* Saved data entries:
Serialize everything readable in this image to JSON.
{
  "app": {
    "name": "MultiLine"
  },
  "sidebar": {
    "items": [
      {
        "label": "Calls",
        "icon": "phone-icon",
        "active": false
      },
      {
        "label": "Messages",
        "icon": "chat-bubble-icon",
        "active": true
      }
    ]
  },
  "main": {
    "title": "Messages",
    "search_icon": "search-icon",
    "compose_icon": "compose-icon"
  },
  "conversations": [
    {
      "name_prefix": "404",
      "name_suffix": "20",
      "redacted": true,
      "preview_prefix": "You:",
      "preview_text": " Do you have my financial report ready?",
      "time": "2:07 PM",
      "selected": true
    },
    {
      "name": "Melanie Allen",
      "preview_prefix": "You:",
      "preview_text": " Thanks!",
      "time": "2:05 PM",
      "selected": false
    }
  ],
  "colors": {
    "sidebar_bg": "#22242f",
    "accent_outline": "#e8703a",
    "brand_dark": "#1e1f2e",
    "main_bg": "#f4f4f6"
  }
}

* INSTRUCTIONS FOR THE TASK: All of the data shown above must be copied exactly.

* EXPECTED ANSWER:
Serialize everything readable in this image to JSON.
{
  "app": {
    "name": "MultiLine"
  },
  "sidebar": {
    "items": [
      {
        "label": "Calls",
        "icon": "phone-icon",
        "active": false
      },
      {
        "label": "Messages",
        "icon": "chat-bubble-icon",
        "active": true
      }
    ]
  },
  "main": {
    "title": "Messages",
    "search_icon": "search-icon",
    "compose_icon": "compose-icon"
  },
  "conversations": [
    {
      "name_prefix": "404",
      "name_suffix": "20",
      "redacted": true,
      "preview_prefix": "You:",
      "preview_text": " Do you have my financial report ready?",
      "time": "2:07 PM",
      "selected": true
    },
    {
      "name": "Melanie Allen",
      "preview_prefix": "You:",
      "preview_text": " Thanks!",
      "time": "2:05 PM",
      "selected": false
    }
  ],
  "colors": {
    "sidebar_bg": "#22242f",
    "accent_outline": "#e8703a",
    "brand_dark": "#1e1f2e",
    "main_bg": "#f4f4f6"
  }
}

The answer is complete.